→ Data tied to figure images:

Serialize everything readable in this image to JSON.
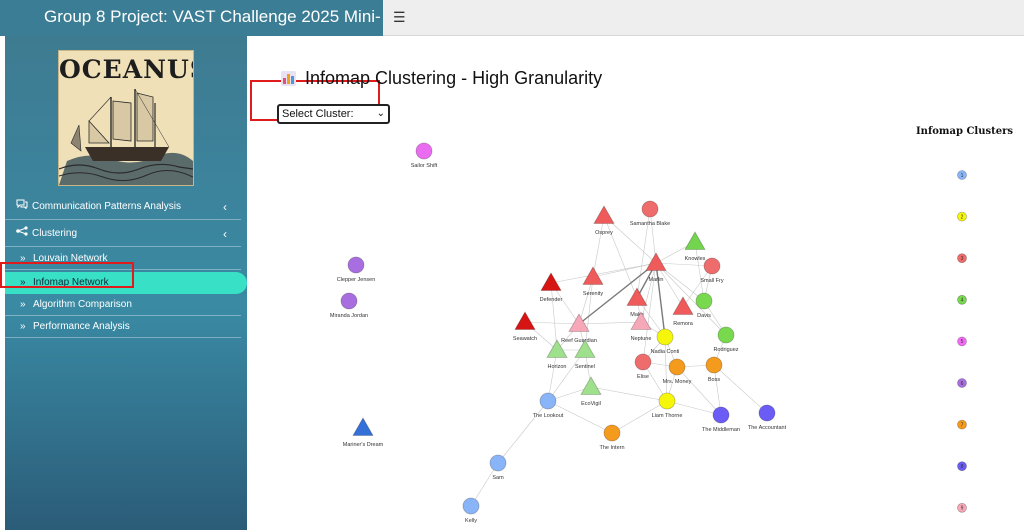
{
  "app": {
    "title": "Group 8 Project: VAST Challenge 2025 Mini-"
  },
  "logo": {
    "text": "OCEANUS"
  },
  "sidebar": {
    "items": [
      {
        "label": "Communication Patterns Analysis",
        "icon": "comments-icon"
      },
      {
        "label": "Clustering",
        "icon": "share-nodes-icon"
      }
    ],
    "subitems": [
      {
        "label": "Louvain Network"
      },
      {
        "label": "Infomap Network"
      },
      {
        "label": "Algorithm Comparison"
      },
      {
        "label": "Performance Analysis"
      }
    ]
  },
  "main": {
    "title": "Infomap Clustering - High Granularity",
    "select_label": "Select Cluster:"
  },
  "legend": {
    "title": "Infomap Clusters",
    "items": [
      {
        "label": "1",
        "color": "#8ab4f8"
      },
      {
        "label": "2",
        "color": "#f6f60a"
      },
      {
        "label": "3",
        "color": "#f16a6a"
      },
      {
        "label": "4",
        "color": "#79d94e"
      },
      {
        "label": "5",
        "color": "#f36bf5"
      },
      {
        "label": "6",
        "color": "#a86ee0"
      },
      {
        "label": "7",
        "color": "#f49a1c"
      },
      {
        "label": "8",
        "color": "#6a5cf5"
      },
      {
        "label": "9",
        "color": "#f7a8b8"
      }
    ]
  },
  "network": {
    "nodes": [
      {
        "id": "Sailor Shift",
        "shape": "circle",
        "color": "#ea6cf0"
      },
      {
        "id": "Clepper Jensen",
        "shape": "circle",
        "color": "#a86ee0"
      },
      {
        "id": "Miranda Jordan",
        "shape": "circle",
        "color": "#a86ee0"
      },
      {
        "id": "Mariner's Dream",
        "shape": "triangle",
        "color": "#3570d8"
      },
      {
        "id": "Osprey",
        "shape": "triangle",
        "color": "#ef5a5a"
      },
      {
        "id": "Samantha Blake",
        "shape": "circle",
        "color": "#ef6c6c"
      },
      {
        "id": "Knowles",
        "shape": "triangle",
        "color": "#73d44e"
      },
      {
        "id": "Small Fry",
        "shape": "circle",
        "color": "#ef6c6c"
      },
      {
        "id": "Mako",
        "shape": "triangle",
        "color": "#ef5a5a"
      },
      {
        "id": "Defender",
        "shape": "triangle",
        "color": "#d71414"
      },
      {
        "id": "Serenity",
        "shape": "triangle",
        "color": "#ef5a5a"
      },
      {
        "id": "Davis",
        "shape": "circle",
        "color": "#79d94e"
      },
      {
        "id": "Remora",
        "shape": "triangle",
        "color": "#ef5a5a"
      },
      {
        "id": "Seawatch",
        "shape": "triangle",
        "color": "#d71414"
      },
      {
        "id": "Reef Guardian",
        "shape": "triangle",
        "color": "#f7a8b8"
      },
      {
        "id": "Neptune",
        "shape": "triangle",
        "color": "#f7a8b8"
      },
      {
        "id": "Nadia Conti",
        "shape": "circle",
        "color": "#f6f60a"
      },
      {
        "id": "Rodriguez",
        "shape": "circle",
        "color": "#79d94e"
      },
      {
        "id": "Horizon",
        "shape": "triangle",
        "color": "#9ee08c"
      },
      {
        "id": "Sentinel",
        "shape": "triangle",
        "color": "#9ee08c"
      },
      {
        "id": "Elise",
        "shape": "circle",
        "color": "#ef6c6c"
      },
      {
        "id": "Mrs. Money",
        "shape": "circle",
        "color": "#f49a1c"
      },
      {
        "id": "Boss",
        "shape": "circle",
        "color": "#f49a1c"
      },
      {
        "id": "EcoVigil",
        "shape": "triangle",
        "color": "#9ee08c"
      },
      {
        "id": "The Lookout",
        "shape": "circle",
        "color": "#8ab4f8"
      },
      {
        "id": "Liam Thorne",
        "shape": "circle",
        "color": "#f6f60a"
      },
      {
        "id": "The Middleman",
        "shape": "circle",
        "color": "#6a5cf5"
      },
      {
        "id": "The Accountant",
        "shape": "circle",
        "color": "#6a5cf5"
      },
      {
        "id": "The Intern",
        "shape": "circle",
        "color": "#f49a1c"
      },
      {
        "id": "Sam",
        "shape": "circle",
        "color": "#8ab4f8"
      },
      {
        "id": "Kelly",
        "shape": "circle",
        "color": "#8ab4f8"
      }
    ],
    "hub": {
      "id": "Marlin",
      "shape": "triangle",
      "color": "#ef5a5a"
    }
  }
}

→ REQUIREMENT: Return each line from the material above exactly, but not the pictures.

→ THE OUTPUT:
Serialize everything readable in this image to JSON.
{
  "app": {
    "title": "Group 8 Project: VAST Challenge 2025 Mini-"
  },
  "logo": {
    "text": "OCEANUS"
  },
  "sidebar": {
    "items": [
      {
        "label": "Communication Patterns Analysis",
        "icon": "comments-icon"
      },
      {
        "label": "Clustering",
        "icon": "share-nodes-icon"
      }
    ],
    "subitems": [
      {
        "label": "Louvain Network"
      },
      {
        "label": "Infomap Network"
      },
      {
        "label": "Algorithm Comparison"
      },
      {
        "label": "Performance Analysis"
      }
    ]
  },
  "main": {
    "title": "Infomap Clustering - High Granularity",
    "select_label": "Select Cluster:"
  },
  "legend": {
    "title": "Infomap Clusters",
    "items": [
      {
        "label": "1",
        "color": "#8ab4f8"
      },
      {
        "label": "2",
        "color": "#f6f60a"
      },
      {
        "label": "3",
        "color": "#f16a6a"
      },
      {
        "label": "4",
        "color": "#79d94e"
      },
      {
        "label": "5",
        "color": "#f36bf5"
      },
      {
        "label": "6",
        "color": "#a86ee0"
      },
      {
        "label": "7",
        "color": "#f49a1c"
      },
      {
        "label": "8",
        "color": "#6a5cf5"
      },
      {
        "label": "9",
        "color": "#f7a8b8"
      }
    ]
  },
  "network": {
    "nodes": [
      {
        "id": "Sailor Shift",
        "shape": "circle",
        "color": "#ea6cf0"
      },
      {
        "id": "Clepper Jensen",
        "shape": "circle",
        "color": "#a86ee0"
      },
      {
        "id": "Miranda Jordan",
        "shape": "circle",
        "color": "#a86ee0"
      },
      {
        "id": "Mariner's Dream",
        "shape": "triangle",
        "color": "#3570d8"
      },
      {
        "id": "Osprey",
        "shape": "triangle",
        "color": "#ef5a5a"
      },
      {
        "id": "Samantha Blake",
        "shape": "circle",
        "color": "#ef6c6c"
      },
      {
        "id": "Knowles",
        "shape": "triangle",
        "color": "#73d44e"
      },
      {
        "id": "Small Fry",
        "shape": "circle",
        "color": "#ef6c6c"
      },
      {
        "id": "Mako",
        "shape": "triangle",
        "color": "#ef5a5a"
      },
      {
        "id": "Defender",
        "shape": "triangle",
        "color": "#d71414"
      },
      {
        "id": "Serenity",
        "shape": "triangle",
        "color": "#ef5a5a"
      },
      {
        "id": "Davis",
        "shape": "circle",
        "color": "#79d94e"
      },
      {
        "id": "Remora",
        "shape": "triangle",
        "color": "#ef5a5a"
      },
      {
        "id": "Seawatch",
        "shape": "triangle",
        "color": "#d71414"
      },
      {
        "id": "Reef Guardian",
        "shape": "triangle",
        "color": "#f7a8b8"
      },
      {
        "id": "Neptune",
        "shape": "triangle",
        "color": "#f7a8b8"
      },
      {
        "id": "Nadia Conti",
        "shape": "circle",
        "color": "#f6f60a"
      },
      {
        "id": "Rodriguez",
        "shape": "circle",
        "color": "#79d94e"
      },
      {
        "id": "Horizon",
        "shape": "triangle",
        "color": "#9ee08c"
      },
      {
        "id": "Sentinel",
        "shape": "triangle",
        "color": "#9ee08c"
      },
      {
        "id": "Elise",
        "shape": "circle",
        "color": "#ef6c6c"
      },
      {
        "id": "Mrs. Money",
        "shape": "circle",
        "color": "#f49a1c"
      },
      {
        "id": "Boss",
        "shape": "circle",
        "color": "#f49a1c"
      },
      {
        "id": "EcoVigil",
        "shape": "triangle",
        "color": "#9ee08c"
      },
      {
        "id": "The Lookout",
        "shape": "circle",
        "color": "#8ab4f8"
      },
      {
        "id": "Liam Thorne",
        "shape": "circle",
        "color": "#f6f60a"
      },
      {
        "id": "The Middleman",
        "shape": "circle",
        "color": "#6a5cf5"
      },
      {
        "id": "The Accountant",
        "shape": "circle",
        "color": "#6a5cf5"
      },
      {
        "id": "The Intern",
        "shape": "circle",
        "color": "#f49a1c"
      },
      {
        "id": "Sam",
        "shape": "circle",
        "color": "#8ab4f8"
      },
      {
        "id": "Kelly",
        "shape": "circle",
        "color": "#8ab4f8"
      }
    ],
    "hub": {
      "id": "Marlin",
      "shape": "triangle",
      "color": "#ef5a5a"
    }
  }
}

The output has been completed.